**The exercise**:
Write out all the lines again, precisely as they stand, but without the images.

··· The records ···

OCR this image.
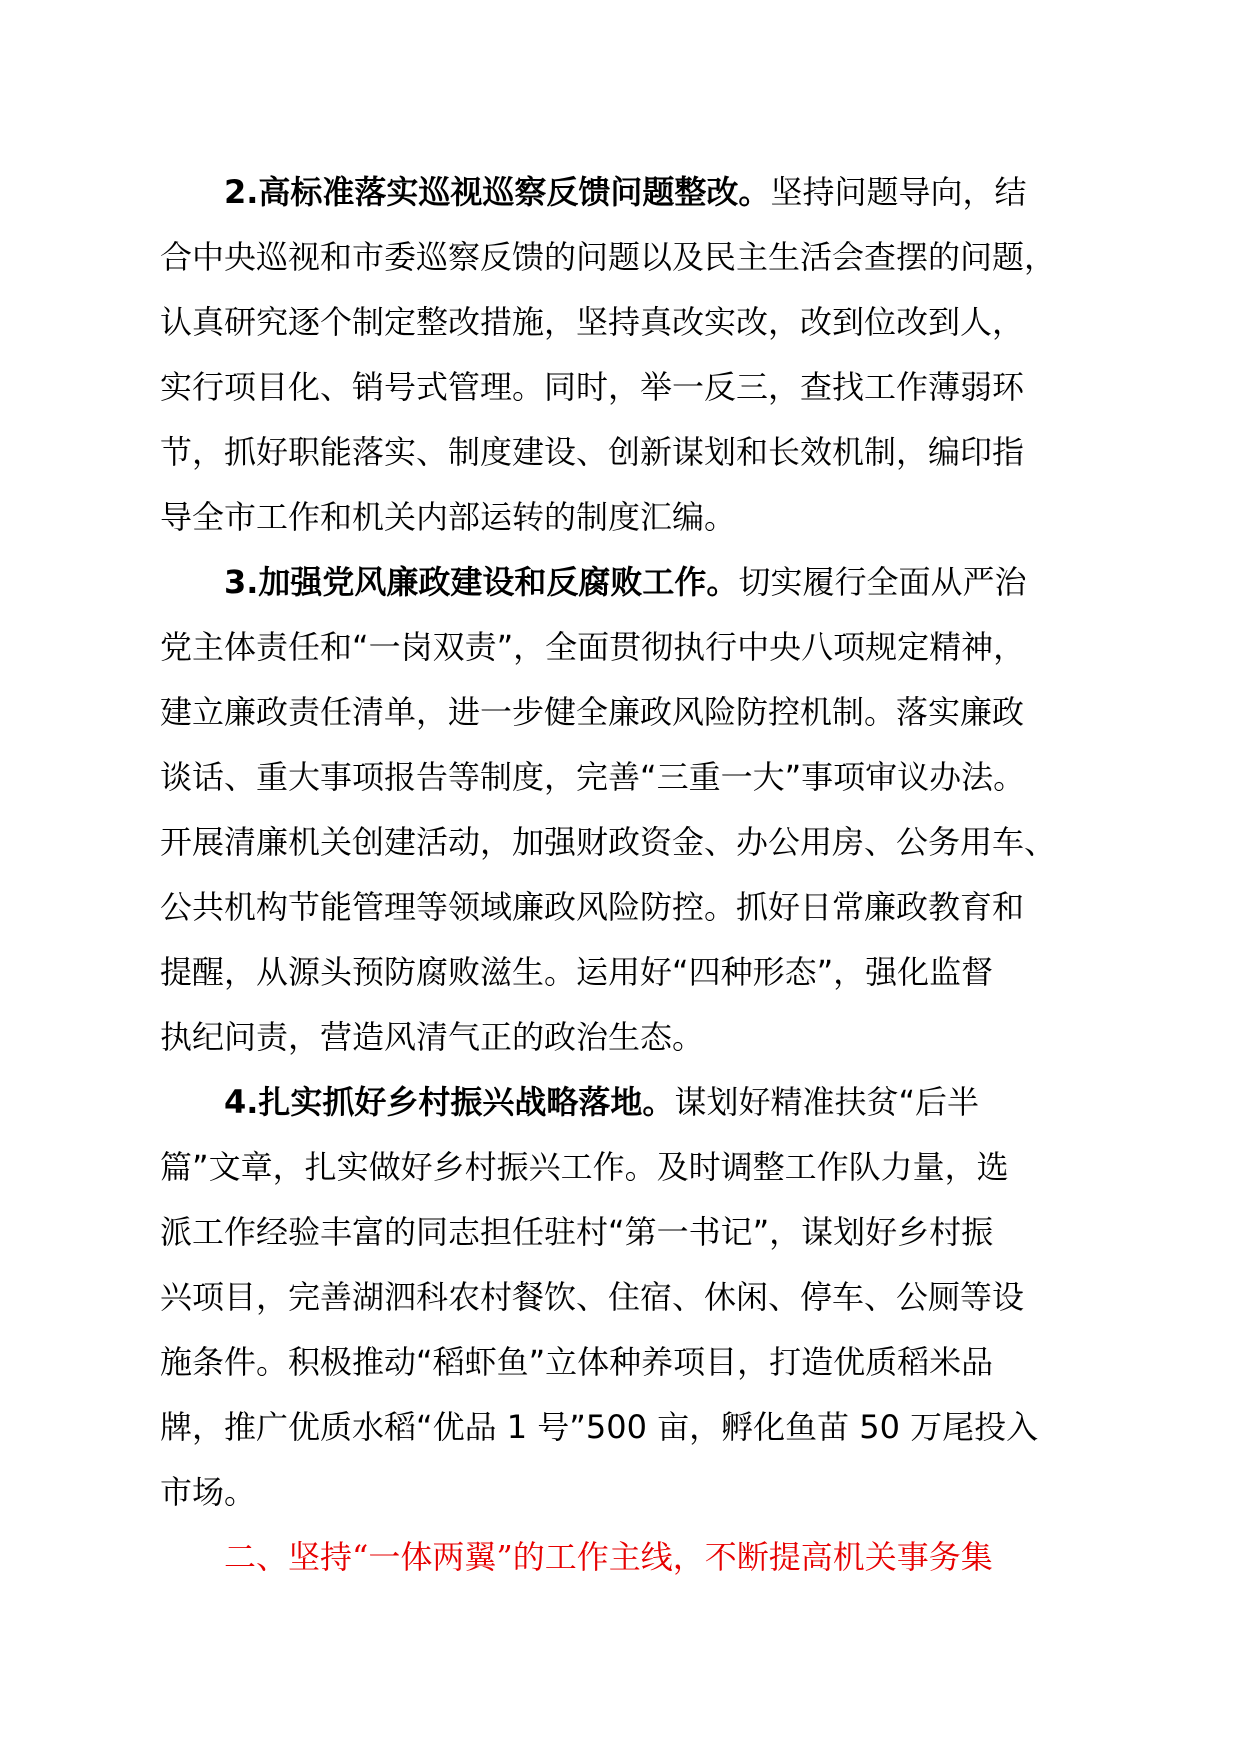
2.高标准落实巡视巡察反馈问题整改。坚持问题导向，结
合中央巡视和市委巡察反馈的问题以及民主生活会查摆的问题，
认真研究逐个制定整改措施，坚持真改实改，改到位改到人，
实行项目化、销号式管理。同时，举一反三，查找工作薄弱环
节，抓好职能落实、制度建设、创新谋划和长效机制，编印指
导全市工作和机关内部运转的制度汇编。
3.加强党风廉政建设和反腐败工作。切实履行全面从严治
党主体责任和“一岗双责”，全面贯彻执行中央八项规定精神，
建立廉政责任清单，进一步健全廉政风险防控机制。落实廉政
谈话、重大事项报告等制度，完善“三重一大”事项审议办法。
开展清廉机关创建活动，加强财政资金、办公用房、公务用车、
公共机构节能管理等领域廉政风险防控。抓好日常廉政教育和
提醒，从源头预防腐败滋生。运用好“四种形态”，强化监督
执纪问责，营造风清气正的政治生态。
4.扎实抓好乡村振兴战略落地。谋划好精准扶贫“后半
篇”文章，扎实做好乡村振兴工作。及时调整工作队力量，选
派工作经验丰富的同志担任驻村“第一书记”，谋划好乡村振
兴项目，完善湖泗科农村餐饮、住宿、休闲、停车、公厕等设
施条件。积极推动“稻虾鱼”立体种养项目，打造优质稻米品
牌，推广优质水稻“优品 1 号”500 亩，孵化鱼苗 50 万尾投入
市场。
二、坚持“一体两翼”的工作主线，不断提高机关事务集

···

**The response**:
OCR this image.
2.高标准落实巡视巡察反馈问题整改。坚持问题导向，结
合中央巡视和市委巡察反馈的问题以及民主生活会查摆的问题，
认真研究逐个制定整改措施，坚持真改实改，改到位改到人，
实行项目化、销号式管理。同时，举一反三，查找工作薄弱环
节，抓好职能落实、制度建设、创新谋划和长效机制，编印指
导全市工作和机关内部运转的制度汇编。
3.加强党风廉政建设和反腐败工作。切实履行全面从严治
党主体责任和“一岗双责”，全面贯彻执行中央八项规定精神，
建立廉政责任清单，进一步健全廉政风险防控机制。落实廉政
谈话、重大事项报告等制度，完善“三重一大”事项审议办法。
开展清廉机关创建活动，加强财政资金、办公用房、公务用车、
公共机构节能管理等领域廉政风险防控。抓好日常廉政教育和
提醒，从源头预防腐败滋生。运用好“四种形态”，强化监督
执纪问责，营造风清气正的政治生态。
4.扎实抓好乡村振兴战略落地。谋划好精准扶贫“后半
篇”文章，扎实做好乡村振兴工作。及时调整工作队力量，选
派工作经验丰富的同志担任驻村“第一书记”，谋划好乡村振
兴项目，完善湖泗科农村餐饮、住宿、休闲、停车、公厕等设
施条件。积极推动“稻虾鱼”立体种养项目，打造优质稻米品
牌，推广优质水稻“优品 1 号”500 亩，孵化鱼苗 50 万尾投入
市场。
二、坚持“一体两翼”的工作主线，不断提高机关事务集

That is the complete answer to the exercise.